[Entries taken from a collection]
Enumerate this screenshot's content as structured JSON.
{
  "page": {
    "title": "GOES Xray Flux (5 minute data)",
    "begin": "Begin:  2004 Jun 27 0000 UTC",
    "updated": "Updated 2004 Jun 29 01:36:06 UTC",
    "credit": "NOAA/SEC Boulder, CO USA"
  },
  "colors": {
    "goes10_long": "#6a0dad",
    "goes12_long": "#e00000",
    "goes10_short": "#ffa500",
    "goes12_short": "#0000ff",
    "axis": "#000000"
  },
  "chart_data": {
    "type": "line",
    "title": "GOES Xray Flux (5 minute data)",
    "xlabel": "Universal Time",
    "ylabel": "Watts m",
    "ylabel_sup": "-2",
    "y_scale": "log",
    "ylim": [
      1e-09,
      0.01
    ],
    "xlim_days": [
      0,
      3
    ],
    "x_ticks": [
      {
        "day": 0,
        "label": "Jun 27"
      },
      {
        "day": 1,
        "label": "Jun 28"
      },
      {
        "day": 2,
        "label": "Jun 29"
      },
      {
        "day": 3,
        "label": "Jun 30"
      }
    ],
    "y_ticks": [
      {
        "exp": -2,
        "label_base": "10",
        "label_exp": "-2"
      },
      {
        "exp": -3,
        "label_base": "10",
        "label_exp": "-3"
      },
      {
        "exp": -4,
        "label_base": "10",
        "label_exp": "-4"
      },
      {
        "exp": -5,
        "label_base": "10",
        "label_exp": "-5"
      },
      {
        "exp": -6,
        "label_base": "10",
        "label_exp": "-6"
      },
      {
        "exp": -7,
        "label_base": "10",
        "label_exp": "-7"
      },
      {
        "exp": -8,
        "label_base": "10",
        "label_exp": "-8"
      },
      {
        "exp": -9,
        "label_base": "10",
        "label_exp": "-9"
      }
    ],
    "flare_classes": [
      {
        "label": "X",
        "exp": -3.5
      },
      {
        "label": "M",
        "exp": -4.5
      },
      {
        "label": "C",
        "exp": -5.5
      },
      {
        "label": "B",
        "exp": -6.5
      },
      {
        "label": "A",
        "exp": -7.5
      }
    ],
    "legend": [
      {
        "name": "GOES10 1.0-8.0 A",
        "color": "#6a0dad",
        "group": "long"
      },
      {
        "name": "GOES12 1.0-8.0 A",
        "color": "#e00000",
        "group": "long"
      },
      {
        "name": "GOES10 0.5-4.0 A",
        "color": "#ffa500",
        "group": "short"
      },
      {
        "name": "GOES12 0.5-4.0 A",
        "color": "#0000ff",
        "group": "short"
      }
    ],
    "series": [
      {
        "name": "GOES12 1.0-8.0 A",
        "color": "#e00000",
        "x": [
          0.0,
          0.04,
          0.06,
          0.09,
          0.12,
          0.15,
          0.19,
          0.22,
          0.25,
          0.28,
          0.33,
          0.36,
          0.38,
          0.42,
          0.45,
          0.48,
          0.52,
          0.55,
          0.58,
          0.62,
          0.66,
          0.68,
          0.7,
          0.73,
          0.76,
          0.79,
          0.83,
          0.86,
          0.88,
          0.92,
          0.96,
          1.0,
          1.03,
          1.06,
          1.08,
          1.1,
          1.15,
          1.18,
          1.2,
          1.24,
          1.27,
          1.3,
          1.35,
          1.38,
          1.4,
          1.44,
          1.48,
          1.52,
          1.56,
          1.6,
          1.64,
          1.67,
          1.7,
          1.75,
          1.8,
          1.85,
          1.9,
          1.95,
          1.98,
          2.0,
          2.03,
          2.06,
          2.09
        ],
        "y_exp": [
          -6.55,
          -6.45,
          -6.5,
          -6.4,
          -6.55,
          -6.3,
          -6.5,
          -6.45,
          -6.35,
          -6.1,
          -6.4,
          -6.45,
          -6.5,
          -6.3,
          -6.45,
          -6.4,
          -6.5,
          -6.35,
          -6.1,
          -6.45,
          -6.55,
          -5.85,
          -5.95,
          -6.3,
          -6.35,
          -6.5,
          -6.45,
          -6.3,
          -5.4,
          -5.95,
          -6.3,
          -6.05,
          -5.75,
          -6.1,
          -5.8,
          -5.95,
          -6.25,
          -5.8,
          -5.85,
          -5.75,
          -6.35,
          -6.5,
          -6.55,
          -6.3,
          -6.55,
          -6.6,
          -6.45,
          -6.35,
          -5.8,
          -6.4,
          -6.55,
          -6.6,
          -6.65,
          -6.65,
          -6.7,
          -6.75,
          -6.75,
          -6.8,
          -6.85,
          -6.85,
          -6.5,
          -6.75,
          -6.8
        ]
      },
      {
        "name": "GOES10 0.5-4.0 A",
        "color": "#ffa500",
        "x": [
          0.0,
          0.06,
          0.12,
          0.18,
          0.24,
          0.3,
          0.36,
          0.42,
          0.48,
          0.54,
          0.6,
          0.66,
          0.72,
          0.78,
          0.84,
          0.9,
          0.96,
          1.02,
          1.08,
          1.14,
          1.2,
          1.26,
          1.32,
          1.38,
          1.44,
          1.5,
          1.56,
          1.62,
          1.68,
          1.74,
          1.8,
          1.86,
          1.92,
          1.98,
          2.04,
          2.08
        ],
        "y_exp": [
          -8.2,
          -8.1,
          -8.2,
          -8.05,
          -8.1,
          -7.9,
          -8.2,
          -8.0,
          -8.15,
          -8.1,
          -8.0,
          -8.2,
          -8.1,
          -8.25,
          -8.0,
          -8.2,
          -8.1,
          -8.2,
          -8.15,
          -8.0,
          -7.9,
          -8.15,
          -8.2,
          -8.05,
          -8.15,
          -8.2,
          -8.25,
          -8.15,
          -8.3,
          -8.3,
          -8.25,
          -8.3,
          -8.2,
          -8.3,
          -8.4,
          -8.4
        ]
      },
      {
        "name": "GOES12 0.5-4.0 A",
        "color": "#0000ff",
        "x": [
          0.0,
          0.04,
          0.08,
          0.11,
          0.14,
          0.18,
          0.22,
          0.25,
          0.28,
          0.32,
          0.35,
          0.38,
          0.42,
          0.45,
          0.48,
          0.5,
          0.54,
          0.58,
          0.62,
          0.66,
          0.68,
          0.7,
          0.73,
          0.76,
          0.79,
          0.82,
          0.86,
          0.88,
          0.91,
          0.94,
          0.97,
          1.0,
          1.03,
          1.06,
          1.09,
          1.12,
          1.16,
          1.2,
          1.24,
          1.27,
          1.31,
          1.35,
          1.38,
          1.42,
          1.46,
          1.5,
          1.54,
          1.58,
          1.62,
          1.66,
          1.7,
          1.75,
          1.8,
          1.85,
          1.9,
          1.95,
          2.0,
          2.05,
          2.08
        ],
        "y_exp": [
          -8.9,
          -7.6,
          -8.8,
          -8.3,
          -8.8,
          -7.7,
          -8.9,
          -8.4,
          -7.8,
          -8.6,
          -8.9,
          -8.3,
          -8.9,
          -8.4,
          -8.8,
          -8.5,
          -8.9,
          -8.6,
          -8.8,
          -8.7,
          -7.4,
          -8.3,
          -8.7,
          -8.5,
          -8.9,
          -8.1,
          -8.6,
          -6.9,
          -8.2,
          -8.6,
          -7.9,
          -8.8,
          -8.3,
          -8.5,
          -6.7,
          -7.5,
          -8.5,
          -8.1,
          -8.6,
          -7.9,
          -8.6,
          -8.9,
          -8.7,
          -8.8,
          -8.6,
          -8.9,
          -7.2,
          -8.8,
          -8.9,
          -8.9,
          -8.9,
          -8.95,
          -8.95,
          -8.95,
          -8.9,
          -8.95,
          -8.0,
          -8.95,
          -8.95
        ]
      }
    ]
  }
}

[Work required]: From the first line to the last, please quote the material above exactly.

[Solution]:
Enumerate this screenshot's content as structured JSON.
{
  "page": {
    "title": "GOES Xray Flux (5 minute data)",
    "begin": "Begin:  2004 Jun 27 0000 UTC",
    "updated": "Updated 2004 Jun 29 01:36:06 UTC",
    "credit": "NOAA/SEC Boulder, CO USA"
  },
  "colors": {
    "goes10_long": "#6a0dad",
    "goes12_long": "#e00000",
    "goes10_short": "#ffa500",
    "goes12_short": "#0000ff",
    "axis": "#000000"
  },
  "chart_data": {
    "type": "line",
    "title": "GOES Xray Flux (5 minute data)",
    "xlabel": "Universal Time",
    "ylabel": "Watts m",
    "ylabel_sup": "-2",
    "y_scale": "log",
    "ylim": [
      1e-09,
      0.01
    ],
    "xlim_days": [
      0,
      3
    ],
    "x_ticks": [
      {
        "day": 0,
        "label": "Jun 27"
      },
      {
        "day": 1,
        "label": "Jun 28"
      },
      {
        "day": 2,
        "label": "Jun 29"
      },
      {
        "day": 3,
        "label": "Jun 30"
      }
    ],
    "y_ticks": [
      {
        "exp": -2,
        "label_base": "10",
        "label_exp": "-2"
      },
      {
        "exp": -3,
        "label_base": "10",
        "label_exp": "-3"
      },
      {
        "exp": -4,
        "label_base": "10",
        "label_exp": "-4"
      },
      {
        "exp": -5,
        "label_base": "10",
        "label_exp": "-5"
      },
      {
        "exp": -6,
        "label_base": "10",
        "label_exp": "-6"
      },
      {
        "exp": -7,
        "label_base": "10",
        "label_exp": "-7"
      },
      {
        "exp": -8,
        "label_base": "10",
        "label_exp": "-8"
      },
      {
        "exp": -9,
        "label_base": "10",
        "label_exp": "-9"
      }
    ],
    "flare_classes": [
      {
        "label": "X",
        "exp": -3.5
      },
      {
        "label": "M",
        "exp": -4.5
      },
      {
        "label": "C",
        "exp": -5.5
      },
      {
        "label": "B",
        "exp": -6.5
      },
      {
        "label": "A",
        "exp": -7.5
      }
    ],
    "legend": [
      {
        "name": "GOES10 1.0-8.0 A",
        "color": "#6a0dad",
        "group": "long"
      },
      {
        "name": "GOES12 1.0-8.0 A",
        "color": "#e00000",
        "group": "long"
      },
      {
        "name": "GOES10 0.5-4.0 A",
        "color": "#ffa500",
        "group": "short"
      },
      {
        "name": "GOES12 0.5-4.0 A",
        "color": "#0000ff",
        "group": "short"
      }
    ],
    "series": [
      {
        "name": "GOES12 1.0-8.0 A",
        "color": "#e00000",
        "x": [
          0.0,
          0.04,
          0.06,
          0.09,
          0.12,
          0.15,
          0.19,
          0.22,
          0.25,
          0.28,
          0.33,
          0.36,
          0.38,
          0.42,
          0.45,
          0.48,
          0.52,
          0.55,
          0.58,
          0.62,
          0.66,
          0.68,
          0.7,
          0.73,
          0.76,
          0.79,
          0.83,
          0.86,
          0.88,
          0.92,
          0.96,
          1.0,
          1.03,
          1.06,
          1.08,
          1.1,
          1.15,
          1.18,
          1.2,
          1.24,
          1.27,
          1.3,
          1.35,
          1.38,
          1.4,
          1.44,
          1.48,
          1.52,
          1.56,
          1.6,
          1.64,
          1.67,
          1.7,
          1.75,
          1.8,
          1.85,
          1.9,
          1.95,
          1.98,
          2.0,
          2.03,
          2.06,
          2.09
        ],
        "y_exp": [
          -6.55,
          -6.45,
          -6.5,
          -6.4,
          -6.55,
          -6.3,
          -6.5,
          -6.45,
          -6.35,
          -6.1,
          -6.4,
          -6.45,
          -6.5,
          -6.3,
          -6.45,
          -6.4,
          -6.5,
          -6.35,
          -6.1,
          -6.45,
          -6.55,
          -5.85,
          -5.95,
          -6.3,
          -6.35,
          -6.5,
          -6.45,
          -6.3,
          -5.4,
          -5.95,
          -6.3,
          -6.05,
          -5.75,
          -6.1,
          -5.8,
          -5.95,
          -6.25,
          -5.8,
          -5.85,
          -5.75,
          -6.35,
          -6.5,
          -6.55,
          -6.3,
          -6.55,
          -6.6,
          -6.45,
          -6.35,
          -5.8,
          -6.4,
          -6.55,
          -6.6,
          -6.65,
          -6.65,
          -6.7,
          -6.75,
          -6.75,
          -6.8,
          -6.85,
          -6.85,
          -6.5,
          -6.75,
          -6.8
        ]
      },
      {
        "name": "GOES10 0.5-4.0 A",
        "color": "#ffa500",
        "x": [
          0.0,
          0.06,
          0.12,
          0.18,
          0.24,
          0.3,
          0.36,
          0.42,
          0.48,
          0.54,
          0.6,
          0.66,
          0.72,
          0.78,
          0.84,
          0.9,
          0.96,
          1.02,
          1.08,
          1.14,
          1.2,
          1.26,
          1.32,
          1.38,
          1.44,
          1.5,
          1.56,
          1.62,
          1.68,
          1.74,
          1.8,
          1.86,
          1.92,
          1.98,
          2.04,
          2.08
        ],
        "y_exp": [
          -8.2,
          -8.1,
          -8.2,
          -8.05,
          -8.1,
          -7.9,
          -8.2,
          -8.0,
          -8.15,
          -8.1,
          -8.0,
          -8.2,
          -8.1,
          -8.25,
          -8.0,
          -8.2,
          -8.1,
          -8.2,
          -8.15,
          -8.0,
          -7.9,
          -8.15,
          -8.2,
          -8.05,
          -8.15,
          -8.2,
          -8.25,
          -8.15,
          -8.3,
          -8.3,
          -8.25,
          -8.3,
          -8.2,
          -8.3,
          -8.4,
          -8.4
        ]
      },
      {
        "name": "GOES12 0.5-4.0 A",
        "color": "#0000ff",
        "x": [
          0.0,
          0.04,
          0.08,
          0.11,
          0.14,
          0.18,
          0.22,
          0.25,
          0.28,
          0.32,
          0.35,
          0.38,
          0.42,
          0.45,
          0.48,
          0.5,
          0.54,
          0.58,
          0.62,
          0.66,
          0.68,
          0.7,
          0.73,
          0.76,
          0.79,
          0.82,
          0.86,
          0.88,
          0.91,
          0.94,
          0.97,
          1.0,
          1.03,
          1.06,
          1.09,
          1.12,
          1.16,
          1.2,
          1.24,
          1.27,
          1.31,
          1.35,
          1.38,
          1.42,
          1.46,
          1.5,
          1.54,
          1.58,
          1.62,
          1.66,
          1.7,
          1.75,
          1.8,
          1.85,
          1.9,
          1.95,
          2.0,
          2.05,
          2.08
        ],
        "y_exp": [
          -8.9,
          -7.6,
          -8.8,
          -8.3,
          -8.8,
          -7.7,
          -8.9,
          -8.4,
          -7.8,
          -8.6,
          -8.9,
          -8.3,
          -8.9,
          -8.4,
          -8.8,
          -8.5,
          -8.9,
          -8.6,
          -8.8,
          -8.7,
          -7.4,
          -8.3,
          -8.7,
          -8.5,
          -8.9,
          -8.1,
          -8.6,
          -6.9,
          -8.2,
          -8.6,
          -7.9,
          -8.8,
          -8.3,
          -8.5,
          -6.7,
          -7.5,
          -8.5,
          -8.1,
          -8.6,
          -7.9,
          -8.6,
          -8.9,
          -8.7,
          -8.8,
          -8.6,
          -8.9,
          -7.2,
          -8.8,
          -8.9,
          -8.9,
          -8.9,
          -8.95,
          -8.95,
          -8.95,
          -8.9,
          -8.95,
          -8.0,
          -8.95,
          -8.95
        ]
      }
    ]
  }
}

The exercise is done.